- **Directive**:
Please count the lines in the entries below that contain the word "Dashboard", and reply with only that number.

[Records]
------------------------
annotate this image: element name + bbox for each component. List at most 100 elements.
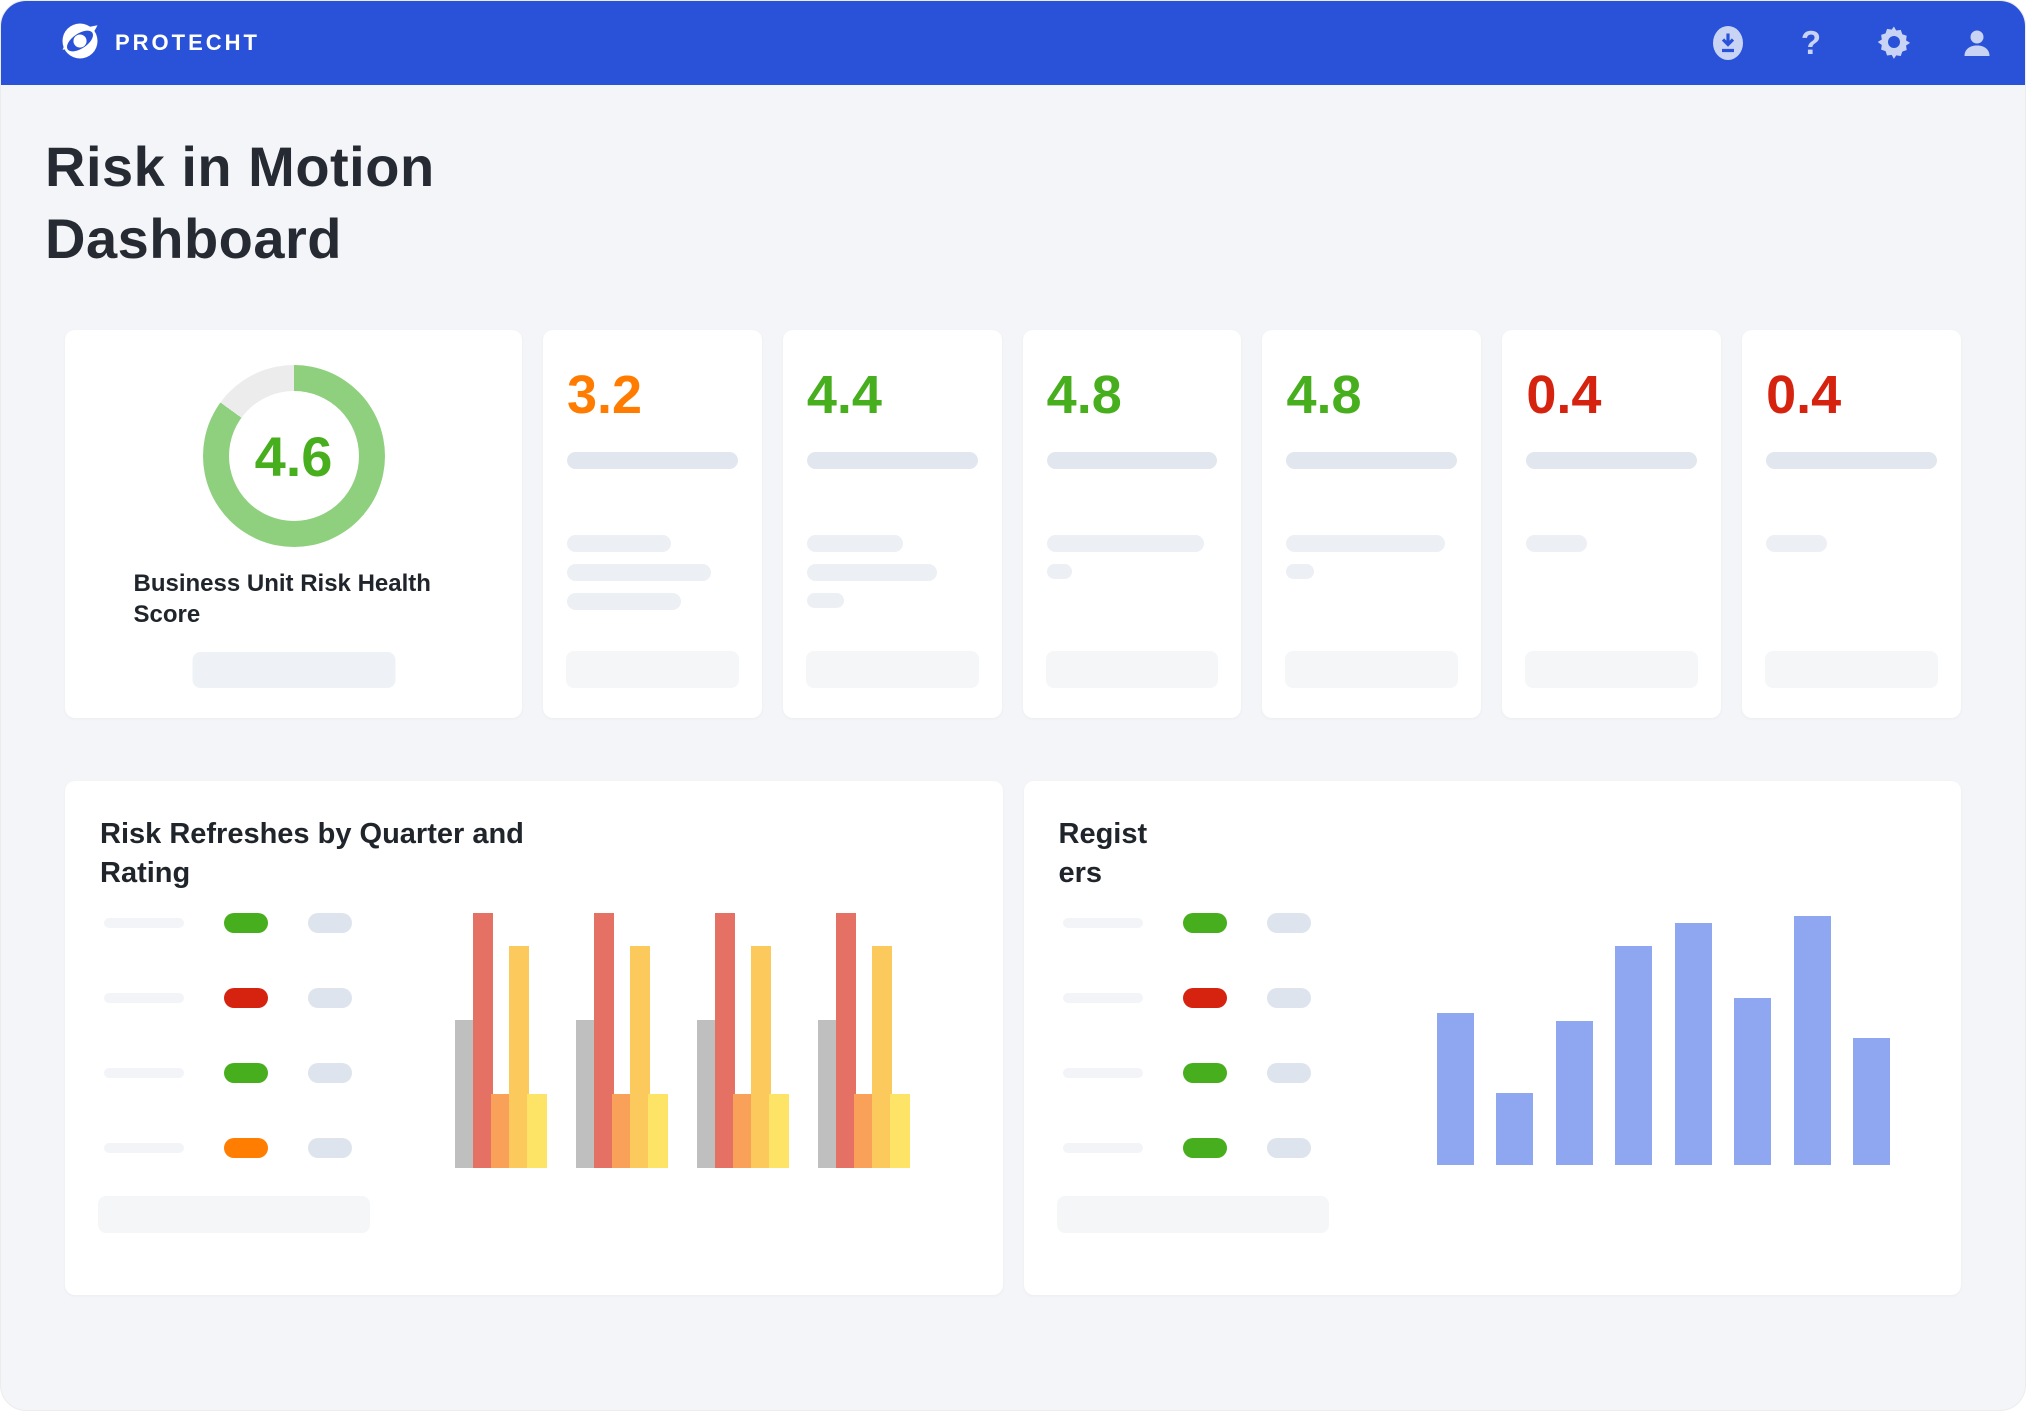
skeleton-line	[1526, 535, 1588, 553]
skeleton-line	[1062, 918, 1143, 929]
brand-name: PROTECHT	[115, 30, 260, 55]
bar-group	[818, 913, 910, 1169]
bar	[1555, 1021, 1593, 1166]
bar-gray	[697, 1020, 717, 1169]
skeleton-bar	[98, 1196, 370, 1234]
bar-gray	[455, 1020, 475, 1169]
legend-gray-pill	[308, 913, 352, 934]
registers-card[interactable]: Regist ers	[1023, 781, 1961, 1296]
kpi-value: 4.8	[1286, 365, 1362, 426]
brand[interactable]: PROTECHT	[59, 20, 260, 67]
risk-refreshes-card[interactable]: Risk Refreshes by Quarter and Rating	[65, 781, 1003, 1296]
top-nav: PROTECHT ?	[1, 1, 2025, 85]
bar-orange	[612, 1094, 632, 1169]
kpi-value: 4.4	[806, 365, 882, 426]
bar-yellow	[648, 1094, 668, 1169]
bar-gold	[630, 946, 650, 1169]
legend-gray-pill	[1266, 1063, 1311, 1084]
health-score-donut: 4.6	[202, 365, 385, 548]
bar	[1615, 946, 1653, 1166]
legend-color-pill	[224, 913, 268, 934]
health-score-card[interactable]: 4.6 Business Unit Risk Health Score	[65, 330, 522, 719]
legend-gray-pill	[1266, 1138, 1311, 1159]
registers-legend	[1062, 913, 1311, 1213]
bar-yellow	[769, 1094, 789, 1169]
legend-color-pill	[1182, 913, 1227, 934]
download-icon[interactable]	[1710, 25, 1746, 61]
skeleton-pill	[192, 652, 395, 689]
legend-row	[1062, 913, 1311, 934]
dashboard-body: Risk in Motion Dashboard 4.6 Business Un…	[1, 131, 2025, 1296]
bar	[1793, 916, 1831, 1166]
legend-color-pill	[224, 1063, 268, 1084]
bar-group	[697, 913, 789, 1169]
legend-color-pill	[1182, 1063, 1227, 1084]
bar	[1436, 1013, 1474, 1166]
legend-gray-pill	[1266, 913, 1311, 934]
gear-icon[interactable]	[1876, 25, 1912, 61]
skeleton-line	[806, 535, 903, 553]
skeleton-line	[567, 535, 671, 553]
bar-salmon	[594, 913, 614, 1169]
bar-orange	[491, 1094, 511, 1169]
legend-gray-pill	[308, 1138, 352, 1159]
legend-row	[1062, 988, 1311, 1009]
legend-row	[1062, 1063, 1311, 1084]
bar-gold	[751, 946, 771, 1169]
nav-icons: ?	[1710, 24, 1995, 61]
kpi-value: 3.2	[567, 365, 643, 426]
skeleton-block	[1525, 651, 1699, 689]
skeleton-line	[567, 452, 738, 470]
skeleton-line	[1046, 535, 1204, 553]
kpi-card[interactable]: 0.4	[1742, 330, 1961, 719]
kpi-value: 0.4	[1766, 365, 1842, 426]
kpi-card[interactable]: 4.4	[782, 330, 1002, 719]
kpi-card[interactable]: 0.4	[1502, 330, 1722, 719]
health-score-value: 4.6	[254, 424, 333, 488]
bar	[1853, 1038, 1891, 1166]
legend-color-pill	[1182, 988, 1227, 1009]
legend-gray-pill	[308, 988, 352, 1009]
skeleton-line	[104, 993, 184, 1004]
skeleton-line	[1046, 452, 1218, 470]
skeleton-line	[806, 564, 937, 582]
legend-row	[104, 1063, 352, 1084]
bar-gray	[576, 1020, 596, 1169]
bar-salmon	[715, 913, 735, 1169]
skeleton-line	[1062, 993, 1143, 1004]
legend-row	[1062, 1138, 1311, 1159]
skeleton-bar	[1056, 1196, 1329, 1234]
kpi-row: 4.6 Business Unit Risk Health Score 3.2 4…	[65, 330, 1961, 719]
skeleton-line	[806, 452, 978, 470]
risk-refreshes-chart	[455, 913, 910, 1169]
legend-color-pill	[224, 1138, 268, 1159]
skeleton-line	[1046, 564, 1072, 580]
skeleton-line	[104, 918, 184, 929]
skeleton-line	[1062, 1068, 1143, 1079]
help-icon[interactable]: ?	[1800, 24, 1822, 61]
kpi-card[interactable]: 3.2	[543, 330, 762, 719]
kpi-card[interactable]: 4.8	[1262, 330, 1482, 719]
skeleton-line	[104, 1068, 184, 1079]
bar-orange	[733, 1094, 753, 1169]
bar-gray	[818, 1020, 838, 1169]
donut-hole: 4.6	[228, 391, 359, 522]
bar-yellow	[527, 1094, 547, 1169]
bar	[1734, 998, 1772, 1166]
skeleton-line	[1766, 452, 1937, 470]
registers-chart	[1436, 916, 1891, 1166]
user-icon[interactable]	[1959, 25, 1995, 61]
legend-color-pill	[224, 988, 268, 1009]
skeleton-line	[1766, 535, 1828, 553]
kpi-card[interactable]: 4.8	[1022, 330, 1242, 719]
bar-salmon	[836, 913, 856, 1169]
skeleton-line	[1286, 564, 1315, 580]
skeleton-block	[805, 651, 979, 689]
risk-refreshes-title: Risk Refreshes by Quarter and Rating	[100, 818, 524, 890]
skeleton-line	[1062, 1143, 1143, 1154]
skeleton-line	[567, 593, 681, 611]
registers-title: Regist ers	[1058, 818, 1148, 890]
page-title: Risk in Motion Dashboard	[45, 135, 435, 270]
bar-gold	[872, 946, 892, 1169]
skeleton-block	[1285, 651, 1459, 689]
------------------------
- **Answer for the task**:
2